** START Rows **
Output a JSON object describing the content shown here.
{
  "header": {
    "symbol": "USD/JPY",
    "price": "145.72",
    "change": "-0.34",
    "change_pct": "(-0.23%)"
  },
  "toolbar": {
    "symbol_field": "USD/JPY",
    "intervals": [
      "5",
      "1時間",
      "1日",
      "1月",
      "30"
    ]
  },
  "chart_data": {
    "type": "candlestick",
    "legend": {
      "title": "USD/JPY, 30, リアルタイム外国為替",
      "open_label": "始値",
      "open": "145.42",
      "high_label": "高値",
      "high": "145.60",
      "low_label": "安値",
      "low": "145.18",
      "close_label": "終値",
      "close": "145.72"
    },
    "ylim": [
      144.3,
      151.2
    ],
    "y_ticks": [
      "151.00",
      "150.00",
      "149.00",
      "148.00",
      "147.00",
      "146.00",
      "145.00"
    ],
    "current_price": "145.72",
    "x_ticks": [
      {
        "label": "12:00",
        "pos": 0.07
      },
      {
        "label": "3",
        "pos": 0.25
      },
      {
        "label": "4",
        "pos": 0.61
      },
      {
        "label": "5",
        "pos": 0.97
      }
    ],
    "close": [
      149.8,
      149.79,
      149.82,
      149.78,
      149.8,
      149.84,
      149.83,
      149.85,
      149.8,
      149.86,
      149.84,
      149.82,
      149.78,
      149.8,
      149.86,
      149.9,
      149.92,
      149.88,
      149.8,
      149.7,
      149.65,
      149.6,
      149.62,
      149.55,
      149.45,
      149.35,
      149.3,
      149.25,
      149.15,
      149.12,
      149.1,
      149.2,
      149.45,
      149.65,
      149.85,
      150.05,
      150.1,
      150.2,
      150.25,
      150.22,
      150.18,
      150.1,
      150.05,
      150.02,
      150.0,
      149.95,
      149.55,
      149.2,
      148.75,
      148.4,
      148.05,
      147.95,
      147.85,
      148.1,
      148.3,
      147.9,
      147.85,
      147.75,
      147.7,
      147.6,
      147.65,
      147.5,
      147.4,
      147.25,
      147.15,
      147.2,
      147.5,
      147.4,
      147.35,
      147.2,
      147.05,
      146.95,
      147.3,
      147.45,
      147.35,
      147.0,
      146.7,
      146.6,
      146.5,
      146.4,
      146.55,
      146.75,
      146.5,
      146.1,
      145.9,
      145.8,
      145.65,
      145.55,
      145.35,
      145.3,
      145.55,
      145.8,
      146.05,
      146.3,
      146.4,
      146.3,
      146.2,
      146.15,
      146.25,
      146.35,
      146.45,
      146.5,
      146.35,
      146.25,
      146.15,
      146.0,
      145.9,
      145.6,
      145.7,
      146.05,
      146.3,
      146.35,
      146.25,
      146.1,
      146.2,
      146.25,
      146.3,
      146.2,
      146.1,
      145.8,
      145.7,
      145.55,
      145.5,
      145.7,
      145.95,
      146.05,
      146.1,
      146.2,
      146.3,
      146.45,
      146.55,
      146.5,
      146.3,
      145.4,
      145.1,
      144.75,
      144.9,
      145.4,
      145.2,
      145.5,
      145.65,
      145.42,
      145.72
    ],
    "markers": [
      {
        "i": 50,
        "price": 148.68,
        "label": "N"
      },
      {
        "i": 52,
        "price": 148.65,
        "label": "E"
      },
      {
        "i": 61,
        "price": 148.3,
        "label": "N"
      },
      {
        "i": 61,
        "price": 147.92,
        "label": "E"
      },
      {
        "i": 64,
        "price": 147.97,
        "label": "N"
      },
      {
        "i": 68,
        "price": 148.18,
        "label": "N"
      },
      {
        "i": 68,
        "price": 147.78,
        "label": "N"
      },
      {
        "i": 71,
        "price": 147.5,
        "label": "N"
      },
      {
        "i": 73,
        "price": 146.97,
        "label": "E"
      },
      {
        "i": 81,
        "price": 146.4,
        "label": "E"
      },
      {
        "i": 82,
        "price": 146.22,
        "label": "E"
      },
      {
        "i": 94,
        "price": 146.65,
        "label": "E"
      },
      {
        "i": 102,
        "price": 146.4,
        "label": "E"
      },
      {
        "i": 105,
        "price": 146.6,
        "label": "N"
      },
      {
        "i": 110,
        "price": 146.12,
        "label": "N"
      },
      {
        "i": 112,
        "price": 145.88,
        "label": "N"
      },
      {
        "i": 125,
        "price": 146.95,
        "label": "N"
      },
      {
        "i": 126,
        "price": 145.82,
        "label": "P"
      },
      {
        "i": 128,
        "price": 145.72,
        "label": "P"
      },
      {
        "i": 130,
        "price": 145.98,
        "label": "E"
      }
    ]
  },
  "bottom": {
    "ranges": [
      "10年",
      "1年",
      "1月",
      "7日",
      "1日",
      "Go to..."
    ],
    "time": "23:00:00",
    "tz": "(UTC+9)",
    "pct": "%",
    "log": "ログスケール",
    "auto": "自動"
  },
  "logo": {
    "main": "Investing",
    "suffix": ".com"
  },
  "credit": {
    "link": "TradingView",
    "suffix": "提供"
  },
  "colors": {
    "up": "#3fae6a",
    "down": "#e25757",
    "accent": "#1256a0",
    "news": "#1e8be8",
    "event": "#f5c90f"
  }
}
** END Rows **
## Given task
Reproduce the full listing above, character for character.

## Full solution
Output a JSON object describing the content shown here.
{
  "header": {
    "symbol": "USD/JPY",
    "price": "145.72",
    "change": "-0.34",
    "change_pct": "(-0.23%)"
  },
  "toolbar": {
    "symbol_field": "USD/JPY",
    "intervals": [
      "5",
      "1時間",
      "1日",
      "1月",
      "30"
    ]
  },
  "chart_data": {
    "type": "candlestick",
    "legend": {
      "title": "USD/JPY, 30, リアルタイム外国為替",
      "open_label": "始値",
      "open": "145.42",
      "high_label": "高値",
      "high": "145.60",
      "low_label": "安値",
      "low": "145.18",
      "close_label": "終値",
      "close": "145.72"
    },
    "ylim": [
      144.3,
      151.2
    ],
    "y_ticks": [
      "151.00",
      "150.00",
      "149.00",
      "148.00",
      "147.00",
      "146.00",
      "145.00"
    ],
    "current_price": "145.72",
    "x_ticks": [
      {
        "label": "12:00",
        "pos": 0.07
      },
      {
        "label": "3",
        "pos": 0.25
      },
      {
        "label": "4",
        "pos": 0.61
      },
      {
        "label": "5",
        "pos": 0.97
      }
    ],
    "close": [
      149.8,
      149.79,
      149.82,
      149.78,
      149.8,
      149.84,
      149.83,
      149.85,
      149.8,
      149.86,
      149.84,
      149.82,
      149.78,
      149.8,
      149.86,
      149.9,
      149.92,
      149.88,
      149.8,
      149.7,
      149.65,
      149.6,
      149.62,
      149.55,
      149.45,
      149.35,
      149.3,
      149.25,
      149.15,
      149.12,
      149.1,
      149.2,
      149.45,
      149.65,
      149.85,
      150.05,
      150.1,
      150.2,
      150.25,
      150.22,
      150.18,
      150.1,
      150.05,
      150.02,
      150.0,
      149.95,
      149.55,
      149.2,
      148.75,
      148.4,
      148.05,
      147.95,
      147.85,
      148.1,
      148.3,
      147.9,
      147.85,
      147.75,
      147.7,
      147.6,
      147.65,
      147.5,
      147.4,
      147.25,
      147.15,
      147.2,
      147.5,
      147.4,
      147.35,
      147.2,
      147.05,
      146.95,
      147.3,
      147.45,
      147.35,
      147.0,
      146.7,
      146.6,
      146.5,
      146.4,
      146.55,
      146.75,
      146.5,
      146.1,
      145.9,
      145.8,
      145.65,
      145.55,
      145.35,
      145.3,
      145.55,
      145.8,
      146.05,
      146.3,
      146.4,
      146.3,
      146.2,
      146.15,
      146.25,
      146.35,
      146.45,
      146.5,
      146.35,
      146.25,
      146.15,
      146.0,
      145.9,
      145.6,
      145.7,
      146.05,
      146.3,
      146.35,
      146.25,
      146.1,
      146.2,
      146.25,
      146.3,
      146.2,
      146.1,
      145.8,
      145.7,
      145.55,
      145.5,
      145.7,
      145.95,
      146.05,
      146.1,
      146.2,
      146.3,
      146.45,
      146.55,
      146.5,
      146.3,
      145.4,
      145.1,
      144.75,
      144.9,
      145.4,
      145.2,
      145.5,
      145.65,
      145.42,
      145.72
    ],
    "markers": [
      {
        "i": 50,
        "price": 148.68,
        "label": "N"
      },
      {
        "i": 52,
        "price": 148.65,
        "label": "E"
      },
      {
        "i": 61,
        "price": 148.3,
        "label": "N"
      },
      {
        "i": 61,
        "price": 147.92,
        "label": "E"
      },
      {
        "i": 64,
        "price": 147.97,
        "label": "N"
      },
      {
        "i": 68,
        "price": 148.18,
        "label": "N"
      },
      {
        "i": 68,
        "price": 147.78,
        "label": "N"
      },
      {
        "i": 71,
        "price": 147.5,
        "label": "N"
      },
      {
        "i": 73,
        "price": 146.97,
        "label": "E"
      },
      {
        "i": 81,
        "price": 146.4,
        "label": "E"
      },
      {
        "i": 82,
        "price": 146.22,
        "label": "E"
      },
      {
        "i": 94,
        "price": 146.65,
        "label": "E"
      },
      {
        "i": 102,
        "price": 146.4,
        "label": "E"
      },
      {
        "i": 105,
        "price": 146.6,
        "label": "N"
      },
      {
        "i": 110,
        "price": 146.12,
        "label": "N"
      },
      {
        "i": 112,
        "price": 145.88,
        "label": "N"
      },
      {
        "i": 125,
        "price": 146.95,
        "label": "N"
      },
      {
        "i": 126,
        "price": 145.82,
        "label": "P"
      },
      {
        "i": 128,
        "price": 145.72,
        "label": "P"
      },
      {
        "i": 130,
        "price": 145.98,
        "label": "E"
      }
    ]
  },
  "bottom": {
    "ranges": [
      "10年",
      "1年",
      "1月",
      "7日",
      "1日",
      "Go to..."
    ],
    "time": "23:00:00",
    "tz": "(UTC+9)",
    "pct": "%",
    "log": "ログスケール",
    "auto": "自動"
  },
  "logo": {
    "main": "Investing",
    "suffix": ".com"
  },
  "credit": {
    "link": "TradingView",
    "suffix": "提供"
  },
  "colors": {
    "up": "#3fae6a",
    "down": "#e25757",
    "accent": "#1256a0",
    "news": "#1e8be8",
    "event": "#f5c90f"
  }
}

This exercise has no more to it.